→ **EXERCISE TASK 1**
Reproduce word for word the stretch of the discussion about the Cumulus bid from "How top down" through "Cumulus managed station.".
→ **EXERCISE TASK 2**
Recast the listing, from its first line through the line containing "282, 443, 290]", as a Markdown table with the columns Row and Listing line, skipping any blank lines.

→ **READING TEXT**
How top down is Connoseur likely to be?
Connoisseur is not buying Cumulus. A separate entity headed by the CEO of Connoisseur is making the bid.
 
...And he may also end up willing to pay less, again depending on what's found once he has the chance to look more closely at the books and operation during said "due diligence" phase.
When there is a hostile bid, the offering party is buying the shares at an offered price. There is generally no due diligence as the purchase involves stock, not the individual properties.
 
If Warsaw gets Cumulus then they would have to figure out how to deal with Los Angeles given that Cumulus has KABC-AM as Los Angeles only Cumulus managed station.

Also Disney for now is holding their only radio station left KRDC which is for now simulcasting the now Good Karma owned KSPN Los Angeles the ESPN Radio affiliate. Cumulus would need to form a cluster in the Southland if they are to be viable in Los Angeles like KABC-AM and KRDC.

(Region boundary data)
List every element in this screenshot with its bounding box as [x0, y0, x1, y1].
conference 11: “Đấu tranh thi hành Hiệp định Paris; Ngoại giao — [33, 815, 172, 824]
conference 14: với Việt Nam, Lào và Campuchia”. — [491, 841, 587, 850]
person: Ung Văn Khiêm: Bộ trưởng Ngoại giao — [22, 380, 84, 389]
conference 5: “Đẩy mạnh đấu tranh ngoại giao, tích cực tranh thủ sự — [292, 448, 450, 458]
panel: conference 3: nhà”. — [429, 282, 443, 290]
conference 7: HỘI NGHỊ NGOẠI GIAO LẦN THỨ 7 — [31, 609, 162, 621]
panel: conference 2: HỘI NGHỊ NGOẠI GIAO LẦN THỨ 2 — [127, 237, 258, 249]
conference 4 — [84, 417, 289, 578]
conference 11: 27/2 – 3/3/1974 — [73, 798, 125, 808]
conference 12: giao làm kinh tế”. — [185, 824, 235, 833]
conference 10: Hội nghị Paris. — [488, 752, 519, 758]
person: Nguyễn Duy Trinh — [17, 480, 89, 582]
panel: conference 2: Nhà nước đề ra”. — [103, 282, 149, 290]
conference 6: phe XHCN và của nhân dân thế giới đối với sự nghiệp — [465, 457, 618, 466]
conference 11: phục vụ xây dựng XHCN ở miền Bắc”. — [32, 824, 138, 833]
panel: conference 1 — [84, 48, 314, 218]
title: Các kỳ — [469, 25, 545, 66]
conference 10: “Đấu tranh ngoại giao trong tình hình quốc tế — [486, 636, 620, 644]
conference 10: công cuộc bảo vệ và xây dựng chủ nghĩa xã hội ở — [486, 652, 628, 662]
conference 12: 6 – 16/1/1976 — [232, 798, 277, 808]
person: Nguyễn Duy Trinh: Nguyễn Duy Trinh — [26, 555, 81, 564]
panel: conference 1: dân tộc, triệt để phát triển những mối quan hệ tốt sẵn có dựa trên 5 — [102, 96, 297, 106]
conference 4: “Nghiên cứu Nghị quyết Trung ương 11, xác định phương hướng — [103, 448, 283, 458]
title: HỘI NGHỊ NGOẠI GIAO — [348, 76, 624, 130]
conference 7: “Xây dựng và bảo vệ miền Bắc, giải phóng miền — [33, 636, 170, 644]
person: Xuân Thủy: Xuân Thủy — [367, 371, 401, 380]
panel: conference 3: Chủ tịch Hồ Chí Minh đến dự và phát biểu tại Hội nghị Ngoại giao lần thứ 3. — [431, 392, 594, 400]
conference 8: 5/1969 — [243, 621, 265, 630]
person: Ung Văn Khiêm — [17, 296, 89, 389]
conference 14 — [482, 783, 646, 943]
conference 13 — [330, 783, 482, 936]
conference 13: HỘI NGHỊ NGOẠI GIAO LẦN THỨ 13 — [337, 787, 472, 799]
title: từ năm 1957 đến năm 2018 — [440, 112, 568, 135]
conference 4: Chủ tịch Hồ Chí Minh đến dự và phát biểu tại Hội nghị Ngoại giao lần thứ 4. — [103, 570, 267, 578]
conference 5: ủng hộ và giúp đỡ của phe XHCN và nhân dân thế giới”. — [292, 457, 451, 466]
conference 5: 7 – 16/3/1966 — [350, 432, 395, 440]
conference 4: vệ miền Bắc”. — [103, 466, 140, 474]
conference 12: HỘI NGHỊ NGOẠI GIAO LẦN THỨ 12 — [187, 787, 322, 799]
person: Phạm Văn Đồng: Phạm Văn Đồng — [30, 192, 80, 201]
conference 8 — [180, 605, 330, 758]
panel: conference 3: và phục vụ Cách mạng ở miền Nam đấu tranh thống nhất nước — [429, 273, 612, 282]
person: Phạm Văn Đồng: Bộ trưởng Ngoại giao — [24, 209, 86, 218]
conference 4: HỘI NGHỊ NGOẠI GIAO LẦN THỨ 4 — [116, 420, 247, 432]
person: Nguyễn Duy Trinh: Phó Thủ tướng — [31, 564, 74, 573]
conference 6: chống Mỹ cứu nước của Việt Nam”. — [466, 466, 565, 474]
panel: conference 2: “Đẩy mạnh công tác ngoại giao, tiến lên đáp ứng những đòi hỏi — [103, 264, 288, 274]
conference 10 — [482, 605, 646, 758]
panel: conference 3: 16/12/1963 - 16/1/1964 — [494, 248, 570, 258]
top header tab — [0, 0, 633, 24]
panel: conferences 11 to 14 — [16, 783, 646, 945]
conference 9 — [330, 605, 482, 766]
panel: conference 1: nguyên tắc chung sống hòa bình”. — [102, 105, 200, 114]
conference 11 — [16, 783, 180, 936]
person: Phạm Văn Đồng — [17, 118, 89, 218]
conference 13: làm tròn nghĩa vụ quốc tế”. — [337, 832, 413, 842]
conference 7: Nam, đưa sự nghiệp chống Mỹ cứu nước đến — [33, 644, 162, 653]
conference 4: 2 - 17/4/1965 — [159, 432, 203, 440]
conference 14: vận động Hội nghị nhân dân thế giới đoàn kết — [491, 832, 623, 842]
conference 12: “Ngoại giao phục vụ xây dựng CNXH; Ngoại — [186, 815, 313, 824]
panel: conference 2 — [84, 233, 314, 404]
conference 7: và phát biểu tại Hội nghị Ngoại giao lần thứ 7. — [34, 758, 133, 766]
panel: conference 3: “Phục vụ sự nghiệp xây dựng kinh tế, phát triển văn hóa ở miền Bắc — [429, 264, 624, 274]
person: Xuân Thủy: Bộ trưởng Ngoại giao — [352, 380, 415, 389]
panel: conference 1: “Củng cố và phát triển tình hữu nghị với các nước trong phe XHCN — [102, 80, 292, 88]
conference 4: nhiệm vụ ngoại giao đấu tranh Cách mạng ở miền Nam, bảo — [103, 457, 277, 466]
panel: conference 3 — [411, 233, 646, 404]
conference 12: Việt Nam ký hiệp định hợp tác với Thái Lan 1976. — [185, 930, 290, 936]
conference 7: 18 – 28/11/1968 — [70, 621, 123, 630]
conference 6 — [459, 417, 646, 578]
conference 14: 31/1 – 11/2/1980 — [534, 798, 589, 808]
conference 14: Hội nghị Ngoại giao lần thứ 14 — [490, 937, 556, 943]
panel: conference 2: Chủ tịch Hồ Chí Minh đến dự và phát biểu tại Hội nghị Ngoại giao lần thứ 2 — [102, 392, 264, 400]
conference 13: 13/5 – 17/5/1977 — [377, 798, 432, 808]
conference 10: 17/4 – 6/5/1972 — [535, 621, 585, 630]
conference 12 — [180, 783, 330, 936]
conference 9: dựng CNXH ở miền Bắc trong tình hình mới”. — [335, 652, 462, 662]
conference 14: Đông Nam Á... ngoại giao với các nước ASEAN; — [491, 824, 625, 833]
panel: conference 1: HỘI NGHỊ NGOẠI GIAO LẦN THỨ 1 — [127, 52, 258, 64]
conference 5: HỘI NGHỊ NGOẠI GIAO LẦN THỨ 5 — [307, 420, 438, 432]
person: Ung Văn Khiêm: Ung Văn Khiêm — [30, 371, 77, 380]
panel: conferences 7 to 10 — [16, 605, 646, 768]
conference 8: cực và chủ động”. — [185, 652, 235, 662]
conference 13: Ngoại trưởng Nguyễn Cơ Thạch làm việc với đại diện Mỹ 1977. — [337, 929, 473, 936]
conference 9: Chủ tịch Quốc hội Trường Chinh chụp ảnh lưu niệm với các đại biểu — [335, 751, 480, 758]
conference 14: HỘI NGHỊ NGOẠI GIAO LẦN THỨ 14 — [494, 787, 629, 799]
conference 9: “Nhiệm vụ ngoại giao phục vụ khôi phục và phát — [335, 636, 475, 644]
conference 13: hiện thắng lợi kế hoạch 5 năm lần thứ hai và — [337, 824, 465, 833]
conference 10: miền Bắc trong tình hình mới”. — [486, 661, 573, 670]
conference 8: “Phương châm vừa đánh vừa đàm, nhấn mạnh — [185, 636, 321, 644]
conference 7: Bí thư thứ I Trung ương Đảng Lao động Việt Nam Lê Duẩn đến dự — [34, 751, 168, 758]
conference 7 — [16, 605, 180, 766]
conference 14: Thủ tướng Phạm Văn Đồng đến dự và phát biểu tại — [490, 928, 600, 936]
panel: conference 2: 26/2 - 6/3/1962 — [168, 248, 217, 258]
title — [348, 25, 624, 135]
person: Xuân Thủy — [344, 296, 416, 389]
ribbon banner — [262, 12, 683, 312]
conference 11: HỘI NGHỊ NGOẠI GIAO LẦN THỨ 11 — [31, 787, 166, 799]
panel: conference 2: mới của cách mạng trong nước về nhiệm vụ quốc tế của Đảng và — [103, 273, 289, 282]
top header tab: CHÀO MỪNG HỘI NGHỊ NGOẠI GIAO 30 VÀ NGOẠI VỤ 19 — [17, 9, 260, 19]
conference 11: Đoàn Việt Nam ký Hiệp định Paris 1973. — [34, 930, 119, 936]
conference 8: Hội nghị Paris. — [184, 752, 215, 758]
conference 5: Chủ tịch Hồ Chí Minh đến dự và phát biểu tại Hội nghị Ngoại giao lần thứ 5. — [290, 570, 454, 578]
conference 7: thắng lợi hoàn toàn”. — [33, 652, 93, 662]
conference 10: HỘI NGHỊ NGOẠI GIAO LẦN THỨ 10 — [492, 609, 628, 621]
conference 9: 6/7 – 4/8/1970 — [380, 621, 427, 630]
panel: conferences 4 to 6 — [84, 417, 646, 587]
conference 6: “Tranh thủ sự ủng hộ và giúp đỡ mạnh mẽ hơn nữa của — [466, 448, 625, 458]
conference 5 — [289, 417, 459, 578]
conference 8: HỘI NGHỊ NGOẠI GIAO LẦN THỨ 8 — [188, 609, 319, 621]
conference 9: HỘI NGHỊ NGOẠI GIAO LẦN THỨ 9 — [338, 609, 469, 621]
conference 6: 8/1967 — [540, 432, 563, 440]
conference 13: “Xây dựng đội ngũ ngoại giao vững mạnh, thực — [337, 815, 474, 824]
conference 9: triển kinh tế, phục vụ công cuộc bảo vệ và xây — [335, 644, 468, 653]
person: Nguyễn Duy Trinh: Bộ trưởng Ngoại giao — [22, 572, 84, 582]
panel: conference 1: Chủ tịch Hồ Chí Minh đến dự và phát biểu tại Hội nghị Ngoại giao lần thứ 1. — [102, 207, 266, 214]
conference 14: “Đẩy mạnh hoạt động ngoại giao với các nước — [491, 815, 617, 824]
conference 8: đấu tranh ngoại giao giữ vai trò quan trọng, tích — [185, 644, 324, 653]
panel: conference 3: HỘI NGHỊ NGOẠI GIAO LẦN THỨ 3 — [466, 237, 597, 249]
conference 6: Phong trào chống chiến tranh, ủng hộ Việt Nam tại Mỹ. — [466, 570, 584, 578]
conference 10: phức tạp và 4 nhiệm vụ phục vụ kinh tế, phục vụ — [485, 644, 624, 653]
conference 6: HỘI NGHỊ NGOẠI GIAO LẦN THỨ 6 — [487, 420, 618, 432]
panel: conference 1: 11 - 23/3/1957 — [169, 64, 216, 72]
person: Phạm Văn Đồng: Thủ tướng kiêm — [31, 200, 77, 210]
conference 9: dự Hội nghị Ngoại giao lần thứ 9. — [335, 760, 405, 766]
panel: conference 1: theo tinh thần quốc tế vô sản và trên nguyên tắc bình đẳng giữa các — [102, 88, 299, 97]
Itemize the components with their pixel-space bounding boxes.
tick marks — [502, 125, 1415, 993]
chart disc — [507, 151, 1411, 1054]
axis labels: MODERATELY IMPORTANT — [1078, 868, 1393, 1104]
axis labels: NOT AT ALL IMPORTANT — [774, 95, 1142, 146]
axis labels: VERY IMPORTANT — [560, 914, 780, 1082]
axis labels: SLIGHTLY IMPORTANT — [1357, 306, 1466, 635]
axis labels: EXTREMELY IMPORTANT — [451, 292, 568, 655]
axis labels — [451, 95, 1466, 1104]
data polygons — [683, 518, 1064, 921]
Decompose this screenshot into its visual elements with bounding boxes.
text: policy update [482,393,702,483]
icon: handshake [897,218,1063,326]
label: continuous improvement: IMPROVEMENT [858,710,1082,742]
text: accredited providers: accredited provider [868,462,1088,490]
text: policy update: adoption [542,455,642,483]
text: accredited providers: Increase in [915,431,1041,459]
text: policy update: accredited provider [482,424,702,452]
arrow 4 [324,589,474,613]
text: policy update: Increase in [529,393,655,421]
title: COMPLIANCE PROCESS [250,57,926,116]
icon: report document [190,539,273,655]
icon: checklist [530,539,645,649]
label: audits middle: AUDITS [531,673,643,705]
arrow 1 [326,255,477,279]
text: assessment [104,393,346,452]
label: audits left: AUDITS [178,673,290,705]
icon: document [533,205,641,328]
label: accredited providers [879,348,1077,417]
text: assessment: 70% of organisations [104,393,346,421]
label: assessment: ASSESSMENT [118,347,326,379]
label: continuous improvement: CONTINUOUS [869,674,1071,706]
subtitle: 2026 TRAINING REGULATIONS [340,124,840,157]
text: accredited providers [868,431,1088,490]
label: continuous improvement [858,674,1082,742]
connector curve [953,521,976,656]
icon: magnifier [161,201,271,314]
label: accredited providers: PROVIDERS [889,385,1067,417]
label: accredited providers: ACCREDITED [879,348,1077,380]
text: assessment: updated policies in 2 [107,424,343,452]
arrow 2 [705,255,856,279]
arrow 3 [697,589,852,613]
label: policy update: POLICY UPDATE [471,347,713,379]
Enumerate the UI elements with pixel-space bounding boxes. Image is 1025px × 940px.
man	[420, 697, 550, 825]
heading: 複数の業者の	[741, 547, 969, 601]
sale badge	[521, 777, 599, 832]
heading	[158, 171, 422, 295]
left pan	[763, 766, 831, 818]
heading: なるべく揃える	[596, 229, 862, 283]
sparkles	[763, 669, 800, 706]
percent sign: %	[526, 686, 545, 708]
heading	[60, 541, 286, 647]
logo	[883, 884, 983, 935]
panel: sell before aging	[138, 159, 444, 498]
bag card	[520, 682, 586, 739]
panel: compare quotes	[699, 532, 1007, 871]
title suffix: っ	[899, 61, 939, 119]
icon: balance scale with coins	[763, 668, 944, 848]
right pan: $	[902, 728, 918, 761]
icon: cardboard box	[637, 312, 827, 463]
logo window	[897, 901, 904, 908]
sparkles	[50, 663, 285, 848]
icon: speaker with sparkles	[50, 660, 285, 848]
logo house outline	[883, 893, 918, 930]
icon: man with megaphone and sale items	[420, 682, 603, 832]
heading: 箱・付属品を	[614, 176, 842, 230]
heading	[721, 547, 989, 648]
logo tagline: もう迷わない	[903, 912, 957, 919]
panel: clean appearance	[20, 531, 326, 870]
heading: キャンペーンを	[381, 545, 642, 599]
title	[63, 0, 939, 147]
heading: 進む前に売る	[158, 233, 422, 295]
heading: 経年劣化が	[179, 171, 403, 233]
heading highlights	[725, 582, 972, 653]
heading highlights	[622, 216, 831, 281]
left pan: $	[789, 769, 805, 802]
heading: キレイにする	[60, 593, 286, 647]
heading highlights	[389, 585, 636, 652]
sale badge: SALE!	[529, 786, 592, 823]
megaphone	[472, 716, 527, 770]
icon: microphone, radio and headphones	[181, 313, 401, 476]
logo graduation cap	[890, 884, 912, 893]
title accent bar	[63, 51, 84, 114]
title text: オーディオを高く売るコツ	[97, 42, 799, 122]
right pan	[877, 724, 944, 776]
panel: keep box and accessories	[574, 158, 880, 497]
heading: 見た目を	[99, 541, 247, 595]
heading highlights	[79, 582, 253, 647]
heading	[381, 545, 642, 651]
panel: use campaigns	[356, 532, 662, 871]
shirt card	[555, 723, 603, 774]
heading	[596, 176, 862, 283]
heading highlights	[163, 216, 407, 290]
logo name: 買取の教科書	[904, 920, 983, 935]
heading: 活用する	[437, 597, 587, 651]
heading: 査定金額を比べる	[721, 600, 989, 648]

→ **TASK RESULT 1**
How top down is Connoseur likely to be?
Connoisseur is not buying Cumulus. A separate entity headed by the CEO of Connoisseur is making the bid.
 
...And he may also end up willing to pay less, again depending on what's found once he has the chance to look more closely at the books and operation during said "due diligence" phase.
When there is a hostile bid, the offering party is buying the shares at an offered price. There is generally no due diligence as the purchase involves stock, not the individual properties.
 
If Warsaw gets Cumulus then they would have to figure out how to deal with Los Angeles given that Cumulus has KABC-AM as Los Angeles only Cumulus managed station.

→ **TASK RESULT 2**
| Row | Listing line |
|---|---|
| 1 | List every element in this screenshot with its bounding box as [x0, y0, x1, y1]. |
| 2 | conference 11: “Đấu tranh thi hành Hiệp định Paris; Ngoại giao — [33, 815, 172, 824] |
| 3 | conference 14: với Việt Nam, Lào và Campuchia”. — [491, 841, 587, 850] |
| 4 | person: Ung Văn Khiêm: Bộ trưởng Ngoại giao — [22, 380, 84, 389] |
| 5 | conference 5: “Đẩy mạnh đấu tranh ngoại giao, tích cực tranh thủ sự — [292, 448, 450, 458] |
| 6 | panel: conference 3: nhà”. — [429, 282, 443, 290] |